TASK GOAL:
In the material below, find every line with "summary" and pull it out.

Entries taken from a collection
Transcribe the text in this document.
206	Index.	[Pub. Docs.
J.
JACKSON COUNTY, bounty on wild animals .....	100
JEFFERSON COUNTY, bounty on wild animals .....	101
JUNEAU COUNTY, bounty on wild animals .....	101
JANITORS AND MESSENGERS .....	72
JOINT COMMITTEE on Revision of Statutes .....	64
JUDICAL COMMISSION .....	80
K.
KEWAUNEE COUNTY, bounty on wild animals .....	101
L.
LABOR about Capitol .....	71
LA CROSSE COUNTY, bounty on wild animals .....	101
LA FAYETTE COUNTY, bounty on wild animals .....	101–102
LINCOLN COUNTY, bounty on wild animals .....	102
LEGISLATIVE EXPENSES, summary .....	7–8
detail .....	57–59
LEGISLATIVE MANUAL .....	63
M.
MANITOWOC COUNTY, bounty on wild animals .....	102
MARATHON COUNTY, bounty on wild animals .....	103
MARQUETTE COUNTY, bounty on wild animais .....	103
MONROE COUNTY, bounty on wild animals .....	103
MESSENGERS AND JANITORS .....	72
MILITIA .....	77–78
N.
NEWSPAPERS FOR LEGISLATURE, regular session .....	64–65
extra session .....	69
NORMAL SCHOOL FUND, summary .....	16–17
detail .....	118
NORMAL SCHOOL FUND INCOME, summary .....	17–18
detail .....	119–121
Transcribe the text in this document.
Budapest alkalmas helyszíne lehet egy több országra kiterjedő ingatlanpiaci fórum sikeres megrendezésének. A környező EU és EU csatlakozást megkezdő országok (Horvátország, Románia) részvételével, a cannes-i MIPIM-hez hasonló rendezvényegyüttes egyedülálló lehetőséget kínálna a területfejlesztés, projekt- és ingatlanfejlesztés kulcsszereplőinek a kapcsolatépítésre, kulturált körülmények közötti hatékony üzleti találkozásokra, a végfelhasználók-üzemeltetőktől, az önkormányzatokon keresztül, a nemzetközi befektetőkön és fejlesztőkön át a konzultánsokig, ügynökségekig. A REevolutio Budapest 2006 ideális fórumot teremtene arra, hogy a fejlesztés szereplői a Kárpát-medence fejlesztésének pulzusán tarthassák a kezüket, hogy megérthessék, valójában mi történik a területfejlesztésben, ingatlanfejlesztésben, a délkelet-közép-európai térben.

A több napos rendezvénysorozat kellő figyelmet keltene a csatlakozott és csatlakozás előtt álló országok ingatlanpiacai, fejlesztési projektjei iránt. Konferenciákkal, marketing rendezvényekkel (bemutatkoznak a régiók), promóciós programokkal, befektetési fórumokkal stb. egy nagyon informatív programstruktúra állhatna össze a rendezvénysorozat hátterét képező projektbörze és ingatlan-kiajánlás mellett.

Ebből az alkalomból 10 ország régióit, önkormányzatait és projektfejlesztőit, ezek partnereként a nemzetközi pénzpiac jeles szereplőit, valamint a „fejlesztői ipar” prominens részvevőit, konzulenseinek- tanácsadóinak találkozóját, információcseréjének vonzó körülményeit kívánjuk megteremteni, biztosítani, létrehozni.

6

RESULT OF THIS TASK:
LEGISLATIVE EXPENSES, summary .....	7–8
NORMAL SCHOOL FUND, summary .....	16–17
NORMAL SCHOOL FUND INCOME, summary .....	17–18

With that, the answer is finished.